- _TASK OBJECTIVE_
Collect every line of the records that contains the string "Ederson", matching case exactly.

- _THE RECORDS_
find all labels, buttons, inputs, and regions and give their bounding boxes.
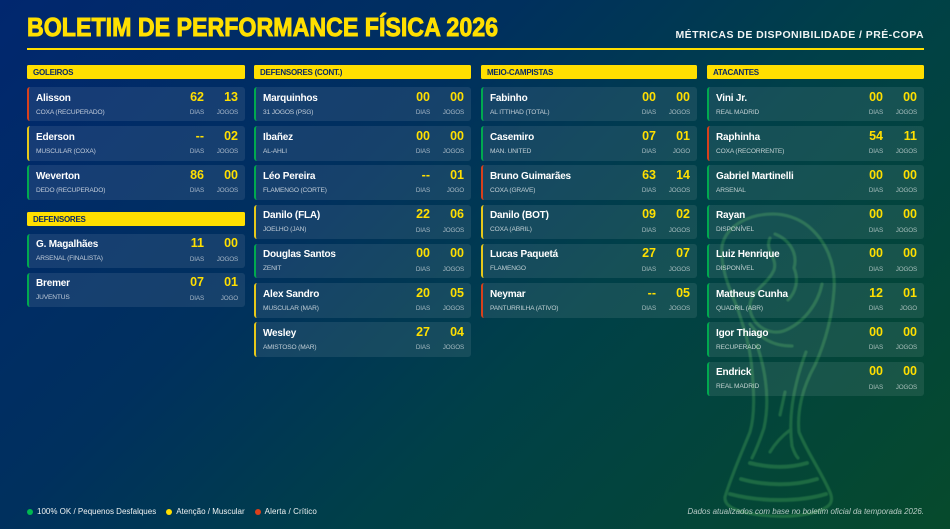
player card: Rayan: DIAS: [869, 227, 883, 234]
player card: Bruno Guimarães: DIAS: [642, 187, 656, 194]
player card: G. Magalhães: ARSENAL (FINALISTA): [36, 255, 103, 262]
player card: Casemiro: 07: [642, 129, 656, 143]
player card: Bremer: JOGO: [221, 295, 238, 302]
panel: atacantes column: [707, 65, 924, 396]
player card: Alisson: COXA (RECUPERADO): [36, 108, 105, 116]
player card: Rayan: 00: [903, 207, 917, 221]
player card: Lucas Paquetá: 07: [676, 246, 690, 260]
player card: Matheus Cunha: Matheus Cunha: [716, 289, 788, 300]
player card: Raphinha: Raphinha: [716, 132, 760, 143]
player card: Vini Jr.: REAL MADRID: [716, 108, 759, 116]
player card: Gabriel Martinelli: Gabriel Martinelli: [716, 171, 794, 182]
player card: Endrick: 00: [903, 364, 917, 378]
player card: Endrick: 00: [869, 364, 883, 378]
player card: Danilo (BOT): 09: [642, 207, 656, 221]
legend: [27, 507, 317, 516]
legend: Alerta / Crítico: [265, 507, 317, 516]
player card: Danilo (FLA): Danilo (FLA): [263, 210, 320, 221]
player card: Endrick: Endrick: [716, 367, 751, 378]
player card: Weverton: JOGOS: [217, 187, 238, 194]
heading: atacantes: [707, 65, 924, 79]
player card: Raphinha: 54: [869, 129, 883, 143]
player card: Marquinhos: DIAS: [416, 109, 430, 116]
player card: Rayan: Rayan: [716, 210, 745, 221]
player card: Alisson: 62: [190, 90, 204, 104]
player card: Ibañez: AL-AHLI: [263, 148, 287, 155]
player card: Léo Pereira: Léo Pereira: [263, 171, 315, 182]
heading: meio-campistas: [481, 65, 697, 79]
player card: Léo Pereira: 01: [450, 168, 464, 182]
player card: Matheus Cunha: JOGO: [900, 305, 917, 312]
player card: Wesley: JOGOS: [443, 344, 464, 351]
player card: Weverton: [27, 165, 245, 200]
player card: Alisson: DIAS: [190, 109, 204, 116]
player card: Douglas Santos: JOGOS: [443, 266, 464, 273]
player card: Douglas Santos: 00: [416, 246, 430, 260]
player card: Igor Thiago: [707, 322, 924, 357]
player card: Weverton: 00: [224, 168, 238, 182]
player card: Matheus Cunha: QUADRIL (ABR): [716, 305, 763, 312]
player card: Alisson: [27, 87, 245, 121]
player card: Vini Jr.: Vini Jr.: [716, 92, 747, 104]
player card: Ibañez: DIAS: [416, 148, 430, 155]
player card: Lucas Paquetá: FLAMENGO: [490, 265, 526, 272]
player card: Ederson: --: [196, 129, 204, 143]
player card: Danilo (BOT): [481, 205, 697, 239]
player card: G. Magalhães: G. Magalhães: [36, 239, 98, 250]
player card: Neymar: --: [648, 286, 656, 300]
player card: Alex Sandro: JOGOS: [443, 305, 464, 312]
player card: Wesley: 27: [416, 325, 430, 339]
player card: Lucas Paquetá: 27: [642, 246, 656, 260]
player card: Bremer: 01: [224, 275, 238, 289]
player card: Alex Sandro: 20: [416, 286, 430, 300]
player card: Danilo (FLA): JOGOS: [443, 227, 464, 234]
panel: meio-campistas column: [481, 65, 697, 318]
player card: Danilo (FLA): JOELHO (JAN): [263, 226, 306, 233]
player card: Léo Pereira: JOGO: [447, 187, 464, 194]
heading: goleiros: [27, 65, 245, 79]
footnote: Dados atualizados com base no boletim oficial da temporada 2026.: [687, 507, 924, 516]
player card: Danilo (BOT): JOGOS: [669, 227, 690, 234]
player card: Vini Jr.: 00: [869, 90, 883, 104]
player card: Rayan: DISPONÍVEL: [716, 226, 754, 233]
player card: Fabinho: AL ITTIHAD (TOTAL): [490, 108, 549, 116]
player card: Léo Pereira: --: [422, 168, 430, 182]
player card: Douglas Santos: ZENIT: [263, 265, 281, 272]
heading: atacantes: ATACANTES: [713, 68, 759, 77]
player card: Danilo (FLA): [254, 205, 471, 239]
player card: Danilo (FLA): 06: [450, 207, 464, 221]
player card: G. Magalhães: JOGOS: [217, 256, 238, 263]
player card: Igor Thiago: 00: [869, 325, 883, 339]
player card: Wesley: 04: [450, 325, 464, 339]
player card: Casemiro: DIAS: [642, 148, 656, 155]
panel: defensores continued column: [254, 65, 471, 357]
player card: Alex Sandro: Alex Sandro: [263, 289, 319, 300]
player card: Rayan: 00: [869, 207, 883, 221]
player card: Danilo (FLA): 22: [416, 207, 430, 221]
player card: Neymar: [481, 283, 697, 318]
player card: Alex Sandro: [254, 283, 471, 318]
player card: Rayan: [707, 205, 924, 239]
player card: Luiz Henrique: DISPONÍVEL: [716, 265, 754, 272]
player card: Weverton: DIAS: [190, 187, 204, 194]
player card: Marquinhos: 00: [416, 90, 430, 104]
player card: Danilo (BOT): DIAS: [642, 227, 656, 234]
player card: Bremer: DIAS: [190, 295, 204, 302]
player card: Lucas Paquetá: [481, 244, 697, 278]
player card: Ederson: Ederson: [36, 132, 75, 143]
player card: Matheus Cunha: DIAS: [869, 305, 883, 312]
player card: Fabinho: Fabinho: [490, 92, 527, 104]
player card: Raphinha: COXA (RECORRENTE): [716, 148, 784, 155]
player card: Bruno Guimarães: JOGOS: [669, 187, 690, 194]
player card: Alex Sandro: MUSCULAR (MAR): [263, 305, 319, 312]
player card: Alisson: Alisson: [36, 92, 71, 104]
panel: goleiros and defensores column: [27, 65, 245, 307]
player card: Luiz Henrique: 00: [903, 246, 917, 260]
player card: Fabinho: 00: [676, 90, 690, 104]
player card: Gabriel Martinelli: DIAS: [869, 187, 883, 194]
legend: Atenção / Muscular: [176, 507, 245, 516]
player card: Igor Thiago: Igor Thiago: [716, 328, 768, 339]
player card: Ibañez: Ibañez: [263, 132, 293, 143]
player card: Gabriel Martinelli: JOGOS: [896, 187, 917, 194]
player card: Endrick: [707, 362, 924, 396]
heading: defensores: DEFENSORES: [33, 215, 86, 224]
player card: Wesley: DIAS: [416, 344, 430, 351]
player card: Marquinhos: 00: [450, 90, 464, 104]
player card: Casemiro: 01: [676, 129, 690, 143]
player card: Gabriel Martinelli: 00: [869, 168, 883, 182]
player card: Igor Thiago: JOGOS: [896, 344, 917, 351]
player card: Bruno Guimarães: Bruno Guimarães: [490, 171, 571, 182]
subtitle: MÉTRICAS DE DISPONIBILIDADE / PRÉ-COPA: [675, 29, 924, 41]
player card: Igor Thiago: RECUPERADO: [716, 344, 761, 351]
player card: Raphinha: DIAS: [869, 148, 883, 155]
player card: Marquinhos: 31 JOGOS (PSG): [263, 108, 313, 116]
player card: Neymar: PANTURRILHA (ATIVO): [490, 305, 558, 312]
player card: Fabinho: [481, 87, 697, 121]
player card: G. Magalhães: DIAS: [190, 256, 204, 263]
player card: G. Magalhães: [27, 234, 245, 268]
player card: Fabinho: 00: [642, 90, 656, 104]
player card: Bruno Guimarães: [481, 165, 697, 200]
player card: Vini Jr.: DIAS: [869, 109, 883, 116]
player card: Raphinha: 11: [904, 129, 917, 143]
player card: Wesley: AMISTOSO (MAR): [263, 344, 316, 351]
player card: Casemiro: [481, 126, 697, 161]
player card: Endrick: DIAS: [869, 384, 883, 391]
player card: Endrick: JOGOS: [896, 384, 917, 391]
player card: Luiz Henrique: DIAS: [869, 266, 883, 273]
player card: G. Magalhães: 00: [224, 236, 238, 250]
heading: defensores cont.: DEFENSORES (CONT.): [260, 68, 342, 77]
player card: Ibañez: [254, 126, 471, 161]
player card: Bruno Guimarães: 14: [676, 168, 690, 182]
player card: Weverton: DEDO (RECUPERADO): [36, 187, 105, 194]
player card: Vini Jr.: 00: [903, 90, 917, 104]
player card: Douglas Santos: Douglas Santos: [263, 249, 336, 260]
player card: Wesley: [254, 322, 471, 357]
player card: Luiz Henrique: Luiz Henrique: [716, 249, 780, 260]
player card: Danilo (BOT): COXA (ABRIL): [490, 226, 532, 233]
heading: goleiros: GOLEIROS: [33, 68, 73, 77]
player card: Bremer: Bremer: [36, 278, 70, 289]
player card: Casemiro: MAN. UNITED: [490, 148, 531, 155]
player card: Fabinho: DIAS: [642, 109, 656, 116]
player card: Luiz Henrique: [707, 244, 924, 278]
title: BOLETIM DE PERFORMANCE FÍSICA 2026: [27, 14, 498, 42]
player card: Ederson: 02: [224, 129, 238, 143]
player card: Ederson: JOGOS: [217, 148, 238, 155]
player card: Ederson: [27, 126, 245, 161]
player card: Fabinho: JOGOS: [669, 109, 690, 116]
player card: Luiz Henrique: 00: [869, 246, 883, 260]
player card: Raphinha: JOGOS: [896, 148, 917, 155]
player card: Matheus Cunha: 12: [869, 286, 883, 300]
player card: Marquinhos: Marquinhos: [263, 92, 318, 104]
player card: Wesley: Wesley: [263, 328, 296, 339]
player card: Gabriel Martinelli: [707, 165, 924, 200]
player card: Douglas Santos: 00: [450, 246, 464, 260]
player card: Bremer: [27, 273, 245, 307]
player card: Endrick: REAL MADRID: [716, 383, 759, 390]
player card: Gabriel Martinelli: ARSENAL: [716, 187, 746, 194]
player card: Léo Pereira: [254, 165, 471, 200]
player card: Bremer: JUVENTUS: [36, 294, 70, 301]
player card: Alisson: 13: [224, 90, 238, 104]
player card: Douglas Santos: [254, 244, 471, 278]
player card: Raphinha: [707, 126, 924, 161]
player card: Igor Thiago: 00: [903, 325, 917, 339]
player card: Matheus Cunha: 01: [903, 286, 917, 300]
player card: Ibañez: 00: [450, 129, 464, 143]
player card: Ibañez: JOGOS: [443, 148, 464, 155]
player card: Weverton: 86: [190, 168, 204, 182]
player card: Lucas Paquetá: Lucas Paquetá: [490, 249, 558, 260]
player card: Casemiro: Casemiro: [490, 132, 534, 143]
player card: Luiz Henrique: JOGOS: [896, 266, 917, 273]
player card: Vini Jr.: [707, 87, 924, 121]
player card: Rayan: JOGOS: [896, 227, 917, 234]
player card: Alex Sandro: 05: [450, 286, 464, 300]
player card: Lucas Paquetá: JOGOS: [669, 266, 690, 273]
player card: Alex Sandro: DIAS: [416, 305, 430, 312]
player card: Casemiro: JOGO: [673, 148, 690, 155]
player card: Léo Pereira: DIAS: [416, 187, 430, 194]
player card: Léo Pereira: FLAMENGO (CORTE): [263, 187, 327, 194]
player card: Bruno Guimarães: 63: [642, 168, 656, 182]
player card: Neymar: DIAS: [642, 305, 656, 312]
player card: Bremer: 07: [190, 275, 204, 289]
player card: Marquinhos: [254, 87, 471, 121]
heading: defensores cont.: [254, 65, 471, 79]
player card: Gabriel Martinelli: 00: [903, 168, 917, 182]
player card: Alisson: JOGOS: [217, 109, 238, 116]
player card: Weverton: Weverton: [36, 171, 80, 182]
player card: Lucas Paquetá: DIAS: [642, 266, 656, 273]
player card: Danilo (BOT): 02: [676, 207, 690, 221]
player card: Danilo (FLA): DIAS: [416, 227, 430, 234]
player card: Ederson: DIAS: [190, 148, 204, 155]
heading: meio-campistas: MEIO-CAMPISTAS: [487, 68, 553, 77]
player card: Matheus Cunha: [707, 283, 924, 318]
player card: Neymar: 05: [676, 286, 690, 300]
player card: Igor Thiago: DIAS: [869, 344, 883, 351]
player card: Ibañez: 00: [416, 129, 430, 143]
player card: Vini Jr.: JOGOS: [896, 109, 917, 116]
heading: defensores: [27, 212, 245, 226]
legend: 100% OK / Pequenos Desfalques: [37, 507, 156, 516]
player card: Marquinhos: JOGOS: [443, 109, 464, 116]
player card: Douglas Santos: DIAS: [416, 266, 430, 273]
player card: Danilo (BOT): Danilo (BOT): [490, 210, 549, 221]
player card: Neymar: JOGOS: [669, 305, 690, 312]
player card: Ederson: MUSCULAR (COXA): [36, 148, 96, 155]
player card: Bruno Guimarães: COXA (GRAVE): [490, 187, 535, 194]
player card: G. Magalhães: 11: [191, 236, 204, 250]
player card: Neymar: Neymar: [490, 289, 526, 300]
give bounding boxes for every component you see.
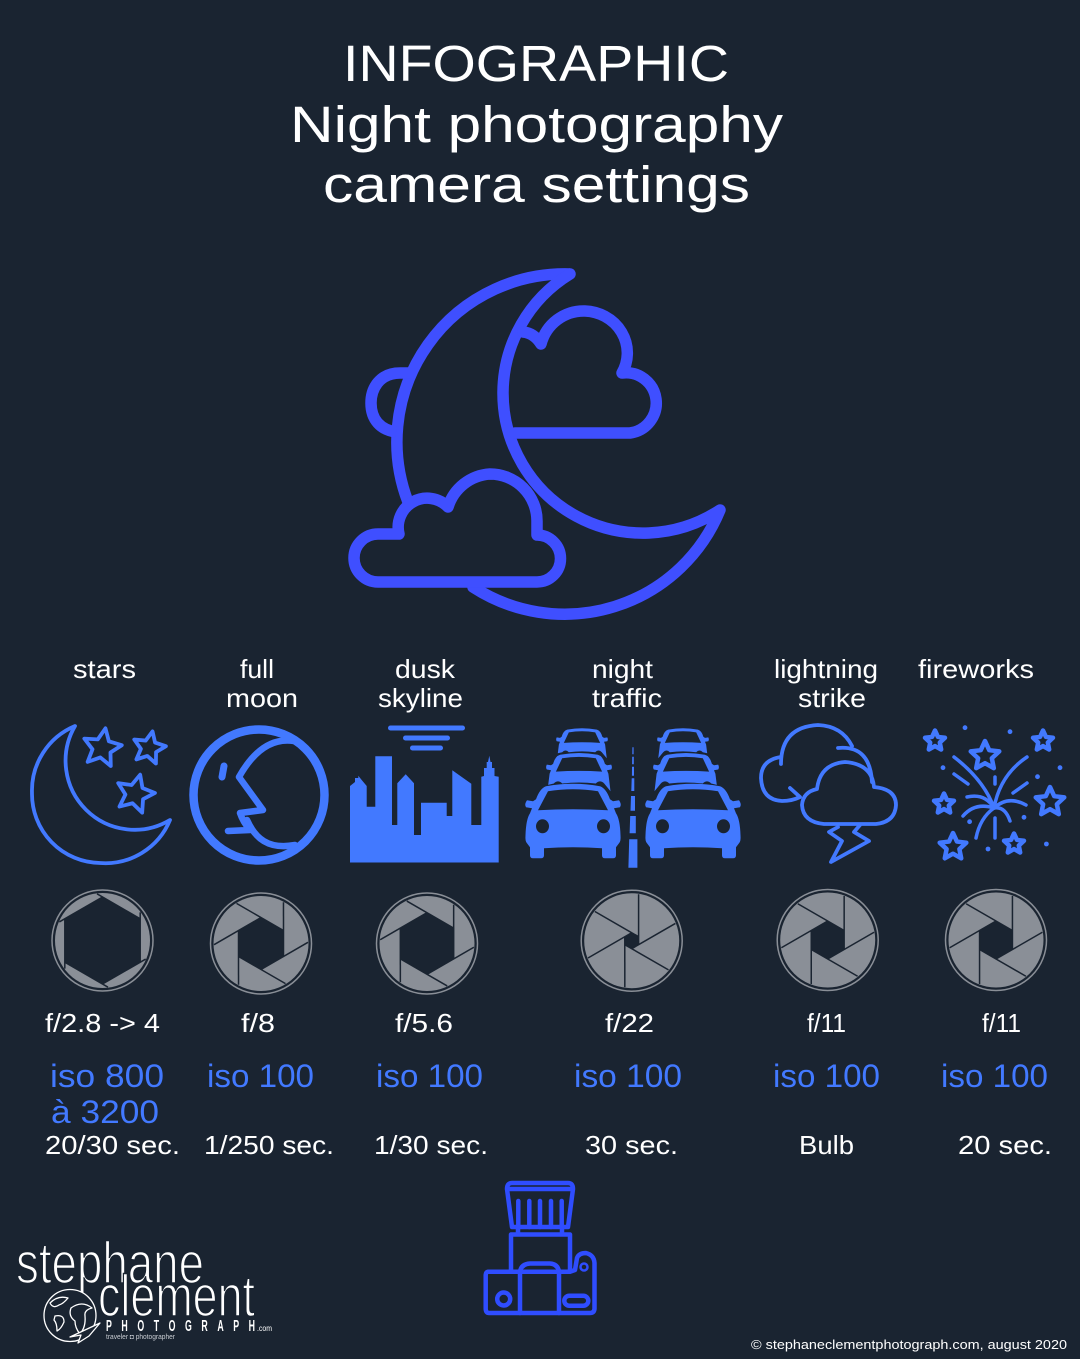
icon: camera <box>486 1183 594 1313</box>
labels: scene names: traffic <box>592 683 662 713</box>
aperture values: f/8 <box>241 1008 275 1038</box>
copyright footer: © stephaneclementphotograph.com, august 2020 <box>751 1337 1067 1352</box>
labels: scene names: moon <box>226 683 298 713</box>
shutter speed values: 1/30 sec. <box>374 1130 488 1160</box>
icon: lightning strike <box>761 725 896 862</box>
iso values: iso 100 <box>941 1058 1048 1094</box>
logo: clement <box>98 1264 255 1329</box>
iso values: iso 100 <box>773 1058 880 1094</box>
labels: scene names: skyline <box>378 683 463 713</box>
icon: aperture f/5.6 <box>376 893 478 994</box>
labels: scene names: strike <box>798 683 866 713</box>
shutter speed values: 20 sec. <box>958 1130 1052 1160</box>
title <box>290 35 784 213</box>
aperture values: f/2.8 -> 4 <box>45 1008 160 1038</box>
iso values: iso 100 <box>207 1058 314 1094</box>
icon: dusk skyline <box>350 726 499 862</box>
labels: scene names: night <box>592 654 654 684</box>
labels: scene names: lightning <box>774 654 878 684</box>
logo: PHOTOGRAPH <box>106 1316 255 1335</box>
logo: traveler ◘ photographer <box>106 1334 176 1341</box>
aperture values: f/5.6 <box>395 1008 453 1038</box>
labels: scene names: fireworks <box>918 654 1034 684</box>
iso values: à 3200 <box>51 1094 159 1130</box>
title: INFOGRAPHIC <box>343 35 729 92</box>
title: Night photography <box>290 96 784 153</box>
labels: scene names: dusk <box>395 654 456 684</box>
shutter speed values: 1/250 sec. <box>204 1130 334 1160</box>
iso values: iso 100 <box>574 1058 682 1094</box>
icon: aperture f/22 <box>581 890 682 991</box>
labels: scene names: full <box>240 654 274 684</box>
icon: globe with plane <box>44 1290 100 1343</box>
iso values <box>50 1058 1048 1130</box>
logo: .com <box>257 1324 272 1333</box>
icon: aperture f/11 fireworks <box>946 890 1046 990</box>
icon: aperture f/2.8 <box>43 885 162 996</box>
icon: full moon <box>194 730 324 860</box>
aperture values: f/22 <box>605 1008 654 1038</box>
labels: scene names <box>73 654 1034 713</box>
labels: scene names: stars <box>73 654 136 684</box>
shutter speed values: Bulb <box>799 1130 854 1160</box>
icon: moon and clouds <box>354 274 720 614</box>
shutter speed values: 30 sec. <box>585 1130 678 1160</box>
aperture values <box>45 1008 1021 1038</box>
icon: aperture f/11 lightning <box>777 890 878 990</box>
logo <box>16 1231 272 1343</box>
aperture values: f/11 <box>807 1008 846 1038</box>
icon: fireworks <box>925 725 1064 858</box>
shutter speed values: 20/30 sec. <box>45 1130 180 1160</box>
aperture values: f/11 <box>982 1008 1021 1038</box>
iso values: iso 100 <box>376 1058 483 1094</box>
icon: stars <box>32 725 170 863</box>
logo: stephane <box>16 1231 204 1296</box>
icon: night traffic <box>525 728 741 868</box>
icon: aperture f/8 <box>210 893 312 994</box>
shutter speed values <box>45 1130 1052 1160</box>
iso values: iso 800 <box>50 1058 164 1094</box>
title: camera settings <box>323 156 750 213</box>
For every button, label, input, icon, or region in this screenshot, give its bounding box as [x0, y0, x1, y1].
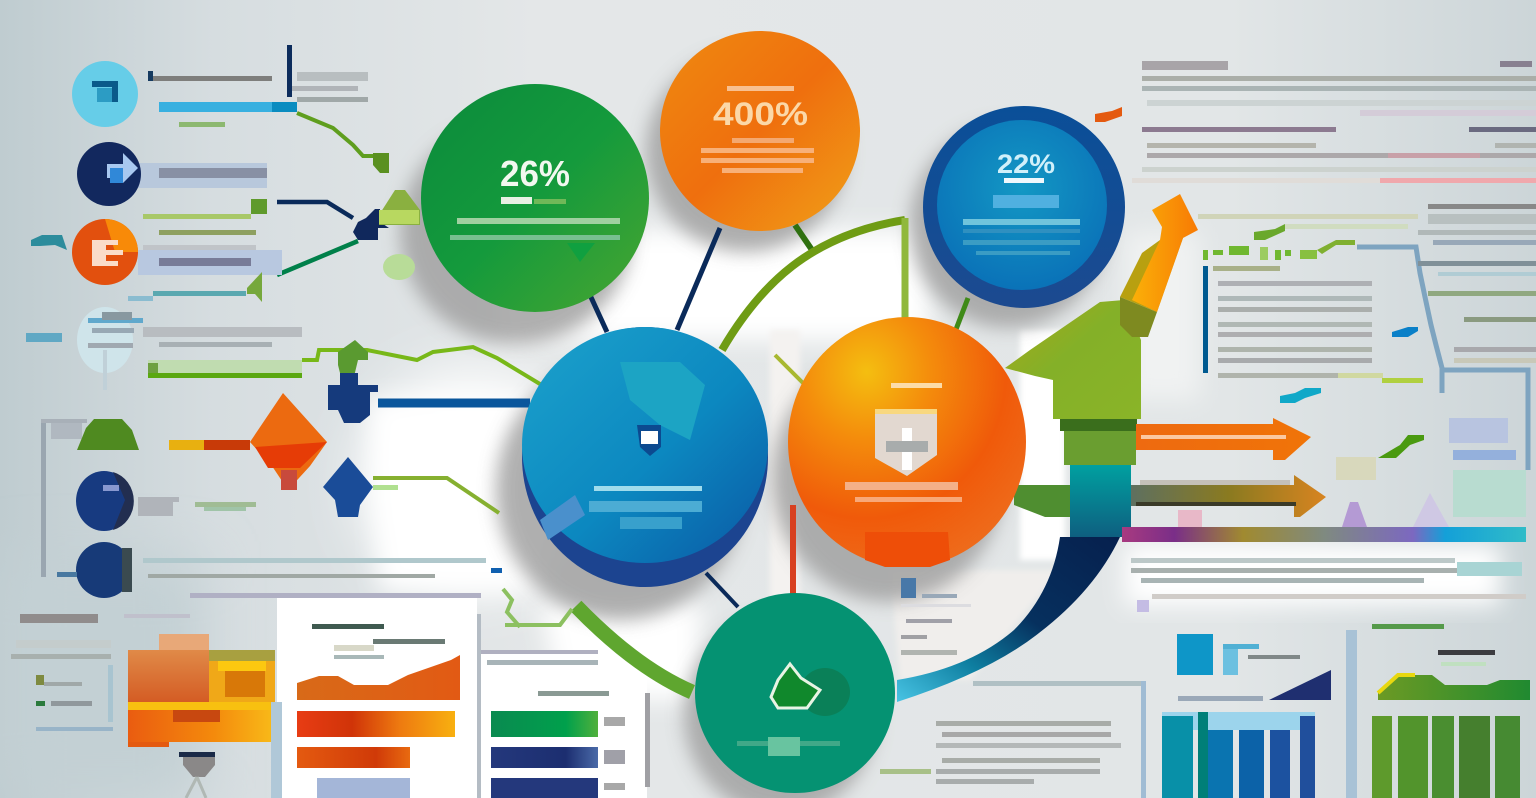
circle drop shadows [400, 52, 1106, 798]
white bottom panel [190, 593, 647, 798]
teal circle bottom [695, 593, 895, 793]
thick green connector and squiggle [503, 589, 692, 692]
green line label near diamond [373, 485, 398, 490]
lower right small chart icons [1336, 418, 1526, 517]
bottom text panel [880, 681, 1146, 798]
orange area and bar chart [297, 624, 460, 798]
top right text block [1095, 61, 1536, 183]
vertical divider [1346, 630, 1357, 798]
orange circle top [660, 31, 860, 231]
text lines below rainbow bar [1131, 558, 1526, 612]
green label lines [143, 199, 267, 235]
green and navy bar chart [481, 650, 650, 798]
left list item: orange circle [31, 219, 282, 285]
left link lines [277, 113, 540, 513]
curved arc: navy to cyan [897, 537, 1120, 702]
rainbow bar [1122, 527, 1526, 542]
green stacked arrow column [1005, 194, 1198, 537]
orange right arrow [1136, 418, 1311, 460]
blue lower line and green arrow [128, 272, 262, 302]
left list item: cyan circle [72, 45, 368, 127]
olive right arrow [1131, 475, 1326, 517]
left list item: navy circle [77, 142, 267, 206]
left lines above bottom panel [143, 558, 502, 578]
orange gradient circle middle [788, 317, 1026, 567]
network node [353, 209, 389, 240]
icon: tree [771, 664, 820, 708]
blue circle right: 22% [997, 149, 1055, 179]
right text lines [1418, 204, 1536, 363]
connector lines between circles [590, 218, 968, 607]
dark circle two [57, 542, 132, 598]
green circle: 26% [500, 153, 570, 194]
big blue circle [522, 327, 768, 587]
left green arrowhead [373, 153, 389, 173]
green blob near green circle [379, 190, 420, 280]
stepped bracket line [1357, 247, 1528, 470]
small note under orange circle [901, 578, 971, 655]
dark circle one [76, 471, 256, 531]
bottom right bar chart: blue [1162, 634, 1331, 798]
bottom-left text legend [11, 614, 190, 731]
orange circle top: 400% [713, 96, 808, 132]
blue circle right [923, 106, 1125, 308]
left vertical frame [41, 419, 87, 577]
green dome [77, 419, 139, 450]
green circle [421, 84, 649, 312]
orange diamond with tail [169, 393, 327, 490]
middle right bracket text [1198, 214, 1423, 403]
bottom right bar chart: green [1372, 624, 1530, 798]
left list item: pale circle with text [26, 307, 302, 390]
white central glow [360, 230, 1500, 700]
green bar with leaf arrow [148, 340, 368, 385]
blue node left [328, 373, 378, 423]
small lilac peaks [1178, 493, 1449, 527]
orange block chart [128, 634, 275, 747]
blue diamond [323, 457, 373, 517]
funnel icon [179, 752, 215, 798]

- _WRITTEN ANSWER_
player card: Ederson: --: [196, 129, 204, 143]
player card: Ederson: Ederson: [36, 132, 75, 143]
player card: Ederson: 02: [224, 129, 238, 143]
player card: Ederson: JOGOS: [217, 148, 238, 155]
player card: Ederson: [27, 126, 245, 161]
player card: Ederson: DIAS: [190, 148, 204, 155]
player card: Ederson: MUSCULAR (COXA): [36, 148, 96, 155]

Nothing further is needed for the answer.